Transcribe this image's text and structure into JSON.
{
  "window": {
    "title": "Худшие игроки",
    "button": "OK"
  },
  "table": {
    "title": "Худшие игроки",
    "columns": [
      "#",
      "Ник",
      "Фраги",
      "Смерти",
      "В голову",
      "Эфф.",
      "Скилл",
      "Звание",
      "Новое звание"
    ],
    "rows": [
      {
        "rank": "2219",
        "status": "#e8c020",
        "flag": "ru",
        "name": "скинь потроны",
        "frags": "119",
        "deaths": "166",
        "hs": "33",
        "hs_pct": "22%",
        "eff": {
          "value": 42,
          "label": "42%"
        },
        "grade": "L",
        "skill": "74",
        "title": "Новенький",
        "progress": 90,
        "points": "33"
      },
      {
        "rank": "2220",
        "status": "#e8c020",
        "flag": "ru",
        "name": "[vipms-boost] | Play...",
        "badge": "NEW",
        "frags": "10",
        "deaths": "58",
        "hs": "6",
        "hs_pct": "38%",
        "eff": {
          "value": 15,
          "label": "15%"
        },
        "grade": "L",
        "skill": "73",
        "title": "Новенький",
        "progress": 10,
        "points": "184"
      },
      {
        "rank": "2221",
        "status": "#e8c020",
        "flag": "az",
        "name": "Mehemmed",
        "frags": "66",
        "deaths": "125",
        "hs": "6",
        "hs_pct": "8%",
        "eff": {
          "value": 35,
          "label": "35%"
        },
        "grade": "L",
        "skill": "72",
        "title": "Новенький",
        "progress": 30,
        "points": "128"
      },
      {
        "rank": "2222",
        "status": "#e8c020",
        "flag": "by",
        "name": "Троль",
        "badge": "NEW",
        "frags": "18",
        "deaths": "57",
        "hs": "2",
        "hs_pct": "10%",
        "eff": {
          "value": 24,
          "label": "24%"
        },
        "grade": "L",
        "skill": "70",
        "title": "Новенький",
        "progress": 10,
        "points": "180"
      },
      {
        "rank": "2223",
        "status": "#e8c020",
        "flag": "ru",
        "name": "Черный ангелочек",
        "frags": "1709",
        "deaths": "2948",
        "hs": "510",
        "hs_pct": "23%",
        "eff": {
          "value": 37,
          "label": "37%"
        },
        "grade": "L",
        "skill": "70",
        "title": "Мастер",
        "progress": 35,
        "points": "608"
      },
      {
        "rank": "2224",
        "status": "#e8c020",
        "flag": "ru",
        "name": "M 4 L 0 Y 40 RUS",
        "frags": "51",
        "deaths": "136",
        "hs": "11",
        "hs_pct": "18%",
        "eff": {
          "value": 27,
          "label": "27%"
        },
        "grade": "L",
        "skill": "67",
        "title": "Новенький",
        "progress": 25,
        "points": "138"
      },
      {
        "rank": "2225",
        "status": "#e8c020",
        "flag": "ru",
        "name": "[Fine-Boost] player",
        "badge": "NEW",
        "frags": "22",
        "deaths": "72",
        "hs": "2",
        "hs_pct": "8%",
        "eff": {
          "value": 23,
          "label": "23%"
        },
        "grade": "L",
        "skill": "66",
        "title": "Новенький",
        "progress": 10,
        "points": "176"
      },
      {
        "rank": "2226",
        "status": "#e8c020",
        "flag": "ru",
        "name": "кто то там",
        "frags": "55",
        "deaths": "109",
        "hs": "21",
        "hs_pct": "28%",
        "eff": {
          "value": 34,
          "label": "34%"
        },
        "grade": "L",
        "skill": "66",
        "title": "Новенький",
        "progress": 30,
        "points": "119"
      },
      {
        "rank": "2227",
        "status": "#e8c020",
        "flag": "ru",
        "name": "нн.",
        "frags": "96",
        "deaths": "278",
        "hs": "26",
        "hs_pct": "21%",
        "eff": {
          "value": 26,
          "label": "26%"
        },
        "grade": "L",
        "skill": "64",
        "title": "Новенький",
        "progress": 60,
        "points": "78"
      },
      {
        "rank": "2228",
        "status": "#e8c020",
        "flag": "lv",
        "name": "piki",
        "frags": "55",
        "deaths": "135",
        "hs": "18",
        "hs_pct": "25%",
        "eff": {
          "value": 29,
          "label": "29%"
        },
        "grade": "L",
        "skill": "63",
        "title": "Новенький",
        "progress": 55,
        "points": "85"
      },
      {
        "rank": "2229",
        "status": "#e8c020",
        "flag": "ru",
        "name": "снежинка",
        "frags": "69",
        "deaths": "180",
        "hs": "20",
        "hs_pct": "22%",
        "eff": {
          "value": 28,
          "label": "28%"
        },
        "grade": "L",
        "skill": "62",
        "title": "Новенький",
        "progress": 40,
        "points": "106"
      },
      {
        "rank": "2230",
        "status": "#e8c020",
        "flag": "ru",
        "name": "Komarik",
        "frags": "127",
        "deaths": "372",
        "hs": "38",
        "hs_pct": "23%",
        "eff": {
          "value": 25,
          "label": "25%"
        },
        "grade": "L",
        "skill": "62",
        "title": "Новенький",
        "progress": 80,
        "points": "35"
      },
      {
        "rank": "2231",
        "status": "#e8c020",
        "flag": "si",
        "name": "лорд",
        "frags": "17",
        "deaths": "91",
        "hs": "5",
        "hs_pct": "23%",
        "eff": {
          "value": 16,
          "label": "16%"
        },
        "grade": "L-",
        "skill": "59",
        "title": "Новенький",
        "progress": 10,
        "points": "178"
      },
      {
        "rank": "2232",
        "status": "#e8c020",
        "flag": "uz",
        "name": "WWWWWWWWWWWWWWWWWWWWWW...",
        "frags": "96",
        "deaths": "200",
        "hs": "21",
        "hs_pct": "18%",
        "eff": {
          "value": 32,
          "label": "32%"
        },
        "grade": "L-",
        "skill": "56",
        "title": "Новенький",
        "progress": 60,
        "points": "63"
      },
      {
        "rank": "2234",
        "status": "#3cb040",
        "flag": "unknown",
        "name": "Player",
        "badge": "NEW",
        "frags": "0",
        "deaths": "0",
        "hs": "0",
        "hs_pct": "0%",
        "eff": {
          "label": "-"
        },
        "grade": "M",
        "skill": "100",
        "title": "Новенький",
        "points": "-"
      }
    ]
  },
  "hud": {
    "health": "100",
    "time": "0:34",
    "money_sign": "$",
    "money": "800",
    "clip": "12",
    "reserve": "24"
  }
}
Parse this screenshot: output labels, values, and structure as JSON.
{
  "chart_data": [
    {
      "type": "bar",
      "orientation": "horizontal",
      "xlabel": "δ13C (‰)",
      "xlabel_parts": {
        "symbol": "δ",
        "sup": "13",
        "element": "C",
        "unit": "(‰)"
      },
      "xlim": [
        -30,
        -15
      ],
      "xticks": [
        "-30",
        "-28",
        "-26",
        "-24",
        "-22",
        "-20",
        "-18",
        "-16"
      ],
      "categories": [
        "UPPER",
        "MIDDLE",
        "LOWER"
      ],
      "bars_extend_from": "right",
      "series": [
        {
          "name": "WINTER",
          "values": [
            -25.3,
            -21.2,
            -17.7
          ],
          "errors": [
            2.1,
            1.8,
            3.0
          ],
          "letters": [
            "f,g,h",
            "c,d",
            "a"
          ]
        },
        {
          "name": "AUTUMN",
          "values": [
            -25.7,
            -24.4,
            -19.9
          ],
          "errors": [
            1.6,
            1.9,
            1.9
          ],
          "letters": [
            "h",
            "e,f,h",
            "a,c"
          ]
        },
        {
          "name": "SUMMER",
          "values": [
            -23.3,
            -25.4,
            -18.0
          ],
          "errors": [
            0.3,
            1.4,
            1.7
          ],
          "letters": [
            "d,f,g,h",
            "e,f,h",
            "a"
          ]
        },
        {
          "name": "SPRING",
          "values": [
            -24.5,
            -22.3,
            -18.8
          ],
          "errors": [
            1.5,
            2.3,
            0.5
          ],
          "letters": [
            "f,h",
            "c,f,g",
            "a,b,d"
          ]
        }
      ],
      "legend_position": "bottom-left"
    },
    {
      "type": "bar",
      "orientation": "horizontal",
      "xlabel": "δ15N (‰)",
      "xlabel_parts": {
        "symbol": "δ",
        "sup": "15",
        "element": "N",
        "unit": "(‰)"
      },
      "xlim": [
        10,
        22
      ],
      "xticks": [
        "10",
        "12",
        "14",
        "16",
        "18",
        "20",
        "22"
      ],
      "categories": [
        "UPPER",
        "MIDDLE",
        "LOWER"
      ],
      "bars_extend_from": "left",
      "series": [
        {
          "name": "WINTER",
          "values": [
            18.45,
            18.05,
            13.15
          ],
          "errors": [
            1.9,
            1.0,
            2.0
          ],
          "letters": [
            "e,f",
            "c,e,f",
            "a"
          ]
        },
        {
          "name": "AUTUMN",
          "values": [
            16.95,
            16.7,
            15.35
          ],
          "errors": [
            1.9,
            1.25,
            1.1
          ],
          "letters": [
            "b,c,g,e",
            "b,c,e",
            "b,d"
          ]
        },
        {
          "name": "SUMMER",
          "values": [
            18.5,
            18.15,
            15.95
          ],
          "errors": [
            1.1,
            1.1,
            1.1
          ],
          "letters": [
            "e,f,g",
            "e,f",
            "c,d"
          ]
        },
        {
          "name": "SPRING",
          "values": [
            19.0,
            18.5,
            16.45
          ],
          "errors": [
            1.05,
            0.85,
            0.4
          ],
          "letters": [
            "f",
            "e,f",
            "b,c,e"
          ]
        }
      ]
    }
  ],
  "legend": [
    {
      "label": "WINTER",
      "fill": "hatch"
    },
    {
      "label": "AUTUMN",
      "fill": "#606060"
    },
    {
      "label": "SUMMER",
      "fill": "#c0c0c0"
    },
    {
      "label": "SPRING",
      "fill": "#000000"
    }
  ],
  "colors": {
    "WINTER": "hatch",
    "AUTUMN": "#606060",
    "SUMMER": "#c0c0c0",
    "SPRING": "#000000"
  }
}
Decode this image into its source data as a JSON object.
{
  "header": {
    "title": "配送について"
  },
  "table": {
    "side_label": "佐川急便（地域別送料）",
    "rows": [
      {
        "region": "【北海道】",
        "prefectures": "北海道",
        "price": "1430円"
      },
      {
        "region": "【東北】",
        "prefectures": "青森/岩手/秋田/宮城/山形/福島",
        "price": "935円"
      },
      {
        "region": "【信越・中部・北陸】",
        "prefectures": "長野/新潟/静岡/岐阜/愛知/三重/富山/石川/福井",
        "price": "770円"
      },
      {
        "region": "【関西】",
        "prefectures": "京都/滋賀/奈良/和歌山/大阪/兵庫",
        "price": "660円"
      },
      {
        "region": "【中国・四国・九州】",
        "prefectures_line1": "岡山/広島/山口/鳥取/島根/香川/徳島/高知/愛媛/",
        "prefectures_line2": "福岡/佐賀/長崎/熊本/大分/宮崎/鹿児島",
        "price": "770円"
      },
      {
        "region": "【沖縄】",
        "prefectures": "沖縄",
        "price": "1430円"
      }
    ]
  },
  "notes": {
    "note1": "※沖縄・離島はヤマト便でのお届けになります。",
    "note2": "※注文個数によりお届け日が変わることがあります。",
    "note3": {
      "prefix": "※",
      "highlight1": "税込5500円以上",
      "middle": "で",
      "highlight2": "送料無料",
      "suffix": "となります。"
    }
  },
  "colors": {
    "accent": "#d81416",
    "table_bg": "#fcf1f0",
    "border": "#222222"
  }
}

______

### Given problem
Look through the data and gather every line with the string "JSON" in it.

### Solution to the problem
Transcribe this image's text and structure into JSON.
Parse this screenshot: output labels, values, and structure as JSON.
Decode this image into its source data as a JSON object.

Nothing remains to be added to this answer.